WHAT THE TASK ASKS
Pick out and copy every line below that has the word "title".
# Start of MATERIAL FOR THIS EXERCISE
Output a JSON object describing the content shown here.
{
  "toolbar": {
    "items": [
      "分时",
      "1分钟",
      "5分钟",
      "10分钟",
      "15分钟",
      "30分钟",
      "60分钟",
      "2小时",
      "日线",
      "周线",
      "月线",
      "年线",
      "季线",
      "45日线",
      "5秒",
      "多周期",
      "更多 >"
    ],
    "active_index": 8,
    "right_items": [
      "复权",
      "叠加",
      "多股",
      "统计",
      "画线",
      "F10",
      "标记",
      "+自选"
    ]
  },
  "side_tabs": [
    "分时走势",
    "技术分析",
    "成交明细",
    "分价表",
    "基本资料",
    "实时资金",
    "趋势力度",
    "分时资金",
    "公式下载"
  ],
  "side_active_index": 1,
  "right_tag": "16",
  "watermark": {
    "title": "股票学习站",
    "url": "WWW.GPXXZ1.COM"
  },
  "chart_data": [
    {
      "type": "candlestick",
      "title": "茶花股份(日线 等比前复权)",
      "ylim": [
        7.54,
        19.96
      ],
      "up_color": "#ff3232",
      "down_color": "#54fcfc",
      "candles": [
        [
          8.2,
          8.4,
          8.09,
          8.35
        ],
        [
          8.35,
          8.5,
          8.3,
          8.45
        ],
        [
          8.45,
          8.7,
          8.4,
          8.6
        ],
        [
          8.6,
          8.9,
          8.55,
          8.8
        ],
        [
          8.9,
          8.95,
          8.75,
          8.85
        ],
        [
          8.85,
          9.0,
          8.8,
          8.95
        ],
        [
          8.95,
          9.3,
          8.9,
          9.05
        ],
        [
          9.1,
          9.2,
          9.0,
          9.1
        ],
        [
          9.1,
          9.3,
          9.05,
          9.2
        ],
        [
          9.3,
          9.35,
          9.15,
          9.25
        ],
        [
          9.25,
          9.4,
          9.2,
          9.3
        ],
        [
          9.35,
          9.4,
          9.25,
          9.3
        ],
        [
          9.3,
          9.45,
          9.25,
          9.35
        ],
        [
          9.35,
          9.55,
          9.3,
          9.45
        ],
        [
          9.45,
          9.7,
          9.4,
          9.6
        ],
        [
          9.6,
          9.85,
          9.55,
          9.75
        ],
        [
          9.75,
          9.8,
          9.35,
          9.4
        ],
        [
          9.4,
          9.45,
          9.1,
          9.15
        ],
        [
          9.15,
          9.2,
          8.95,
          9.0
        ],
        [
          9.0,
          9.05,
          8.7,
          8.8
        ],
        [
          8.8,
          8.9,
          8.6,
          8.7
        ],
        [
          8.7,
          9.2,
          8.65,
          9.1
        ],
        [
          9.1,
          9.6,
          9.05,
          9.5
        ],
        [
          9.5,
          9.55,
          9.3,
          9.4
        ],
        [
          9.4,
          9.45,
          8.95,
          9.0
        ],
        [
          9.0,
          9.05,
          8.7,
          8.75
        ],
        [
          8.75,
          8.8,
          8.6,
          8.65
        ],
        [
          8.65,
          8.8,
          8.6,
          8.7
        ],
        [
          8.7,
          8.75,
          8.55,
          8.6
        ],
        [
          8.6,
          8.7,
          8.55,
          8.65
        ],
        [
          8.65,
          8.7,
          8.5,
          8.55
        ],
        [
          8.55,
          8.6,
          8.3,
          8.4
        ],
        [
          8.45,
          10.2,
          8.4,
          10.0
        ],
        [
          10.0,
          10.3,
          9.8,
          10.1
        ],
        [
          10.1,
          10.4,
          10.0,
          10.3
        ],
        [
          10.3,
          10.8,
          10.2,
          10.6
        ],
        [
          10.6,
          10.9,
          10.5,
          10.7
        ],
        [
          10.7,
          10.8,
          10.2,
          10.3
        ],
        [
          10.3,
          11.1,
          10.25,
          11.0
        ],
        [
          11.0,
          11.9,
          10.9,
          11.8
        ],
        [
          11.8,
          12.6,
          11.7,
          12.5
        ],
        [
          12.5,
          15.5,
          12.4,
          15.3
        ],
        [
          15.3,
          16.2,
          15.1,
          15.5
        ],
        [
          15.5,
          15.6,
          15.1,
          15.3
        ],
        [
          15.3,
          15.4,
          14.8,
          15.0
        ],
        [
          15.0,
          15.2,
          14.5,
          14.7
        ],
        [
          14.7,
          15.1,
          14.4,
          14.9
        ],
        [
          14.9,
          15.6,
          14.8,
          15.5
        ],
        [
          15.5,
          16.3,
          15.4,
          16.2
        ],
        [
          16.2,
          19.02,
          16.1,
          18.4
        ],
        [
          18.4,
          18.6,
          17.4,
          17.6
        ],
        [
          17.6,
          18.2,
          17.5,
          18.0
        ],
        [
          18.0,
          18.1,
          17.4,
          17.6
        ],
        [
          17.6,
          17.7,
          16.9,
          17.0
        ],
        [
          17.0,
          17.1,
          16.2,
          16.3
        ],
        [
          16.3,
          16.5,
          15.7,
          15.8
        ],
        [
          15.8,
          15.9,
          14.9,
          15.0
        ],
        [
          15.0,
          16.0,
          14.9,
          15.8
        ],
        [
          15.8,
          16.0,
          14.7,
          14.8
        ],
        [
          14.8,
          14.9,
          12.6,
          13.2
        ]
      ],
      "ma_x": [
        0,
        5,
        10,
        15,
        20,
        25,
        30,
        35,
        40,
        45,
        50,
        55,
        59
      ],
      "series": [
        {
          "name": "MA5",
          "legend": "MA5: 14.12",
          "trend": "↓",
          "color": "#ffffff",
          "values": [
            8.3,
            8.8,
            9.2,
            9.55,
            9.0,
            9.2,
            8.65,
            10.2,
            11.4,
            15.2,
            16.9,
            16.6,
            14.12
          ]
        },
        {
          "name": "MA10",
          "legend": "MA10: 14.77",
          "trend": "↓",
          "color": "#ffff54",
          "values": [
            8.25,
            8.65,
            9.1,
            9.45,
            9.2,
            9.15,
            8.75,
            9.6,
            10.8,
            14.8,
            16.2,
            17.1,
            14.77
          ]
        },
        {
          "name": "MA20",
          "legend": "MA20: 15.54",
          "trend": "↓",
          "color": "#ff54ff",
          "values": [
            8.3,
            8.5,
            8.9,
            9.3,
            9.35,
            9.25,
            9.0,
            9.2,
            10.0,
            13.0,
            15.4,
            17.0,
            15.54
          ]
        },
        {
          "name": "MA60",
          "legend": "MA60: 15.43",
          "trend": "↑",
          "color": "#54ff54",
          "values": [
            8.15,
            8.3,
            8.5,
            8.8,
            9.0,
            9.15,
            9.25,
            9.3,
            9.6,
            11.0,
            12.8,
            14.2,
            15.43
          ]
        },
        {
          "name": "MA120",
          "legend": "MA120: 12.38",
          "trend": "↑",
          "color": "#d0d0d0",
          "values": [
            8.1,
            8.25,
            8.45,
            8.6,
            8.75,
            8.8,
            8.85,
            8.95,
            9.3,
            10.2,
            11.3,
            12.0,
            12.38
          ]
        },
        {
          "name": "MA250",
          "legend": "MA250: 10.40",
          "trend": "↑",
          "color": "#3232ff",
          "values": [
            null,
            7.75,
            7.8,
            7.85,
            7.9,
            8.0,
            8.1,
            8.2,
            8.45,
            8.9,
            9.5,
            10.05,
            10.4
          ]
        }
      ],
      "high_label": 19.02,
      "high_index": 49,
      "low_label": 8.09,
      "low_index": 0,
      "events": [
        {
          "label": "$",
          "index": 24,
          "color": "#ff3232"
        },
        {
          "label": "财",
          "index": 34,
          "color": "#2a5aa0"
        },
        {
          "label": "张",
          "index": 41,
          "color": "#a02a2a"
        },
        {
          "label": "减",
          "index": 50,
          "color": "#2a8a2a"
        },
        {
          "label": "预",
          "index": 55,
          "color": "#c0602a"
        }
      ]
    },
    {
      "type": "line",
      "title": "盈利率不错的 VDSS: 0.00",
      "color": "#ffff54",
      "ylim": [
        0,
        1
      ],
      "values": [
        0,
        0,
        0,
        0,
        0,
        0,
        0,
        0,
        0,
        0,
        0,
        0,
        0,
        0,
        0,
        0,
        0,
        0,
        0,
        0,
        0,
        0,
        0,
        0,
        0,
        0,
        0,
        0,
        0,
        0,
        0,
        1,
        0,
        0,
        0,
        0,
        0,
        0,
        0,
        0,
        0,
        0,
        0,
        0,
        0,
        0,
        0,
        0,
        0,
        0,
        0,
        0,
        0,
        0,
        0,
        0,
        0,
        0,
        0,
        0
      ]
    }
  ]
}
# End of MATERIAL FOR THIS EXERCISE
OUTPUT BELOW
    "title": "股票学习站",
      "title": "茶花股份(日线 等比前复权)",
      "title": "盈利率不错的 VDSS: 0.00",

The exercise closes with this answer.